■ REQUEST ■
Below are the records; pull every line that includes "Ackley".
◆ ◆ ◆ ◆ ◆
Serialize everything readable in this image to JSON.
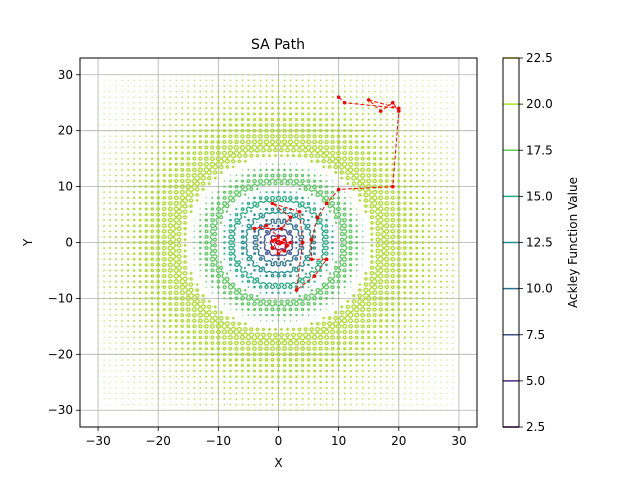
{
  "chart_data": {
    "type": "contour",
    "title": "SA Path",
    "xlabel": "X",
    "ylabel": "Y",
    "xlim": [
      -33,
      33
    ],
    "ylim": [
      -33,
      33
    ],
    "xticks": [
      -30,
      -20,
      -10,
      0,
      10,
      20,
      30
    ],
    "yticks": [
      -30,
      -20,
      -10,
      0,
      10,
      20,
      30
    ],
    "grid": true,
    "function": "Ackley",
    "contour_levels": [
      2.5,
      5.0,
      7.5,
      10.0,
      12.5,
      15.0,
      17.5,
      20.0,
      22.5
    ],
    "colorbar": {
      "label": "Ackley Function Value",
      "ticks": [
        "2.5",
        "5.0",
        "7.5",
        "10.0",
        "12.5",
        "15.0",
        "17.5",
        "20.0",
        "22.5"
      ],
      "colors": [
        "#440154",
        "#472d7b",
        "#3b528b",
        "#2c728e",
        "#21918c",
        "#28ae80",
        "#5ec962",
        "#addc30",
        "#fde725"
      ]
    },
    "path": {
      "color": "#ff0000",
      "style": "dashed",
      "marker": "dot",
      "points": [
        [
          10,
          26
        ],
        [
          11,
          25
        ],
        [
          20,
          24
        ],
        [
          15,
          25.5
        ],
        [
          17,
          23.5
        ],
        [
          19,
          25
        ],
        [
          20,
          23.5
        ],
        [
          19,
          10
        ],
        [
          10,
          9.5
        ],
        [
          8,
          7
        ],
        [
          6.5,
          4.5
        ],
        [
          5.5,
          0.5
        ],
        [
          5.5,
          -3
        ],
        [
          8,
          -3
        ],
        [
          6,
          -6
        ],
        [
          3,
          -8.5
        ],
        [
          4,
          0
        ],
        [
          3.5,
          5.5
        ],
        [
          -1,
          7
        ],
        [
          2,
          4.5
        ],
        [
          0.5,
          2.5
        ],
        [
          -4,
          2.5
        ],
        [
          -2,
          3
        ],
        [
          0,
          1
        ],
        [
          -1,
          -1
        ],
        [
          1,
          -1.5
        ],
        [
          2,
          0
        ],
        [
          0.5,
          0
        ],
        [
          -0.5,
          0.5
        ],
        [
          1.5,
          -0.5
        ],
        [
          0,
          -2
        ],
        [
          -1,
          0.3
        ],
        [
          1,
          0.5
        ],
        [
          0.2,
          -0.2
        ]
      ]
    }
  }
}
◆ ◆ ◆ ◆ ◆
■ RESULT FOR THIS TASK ■
    "function": "Ackley",
      "label": "Ackley Function Value",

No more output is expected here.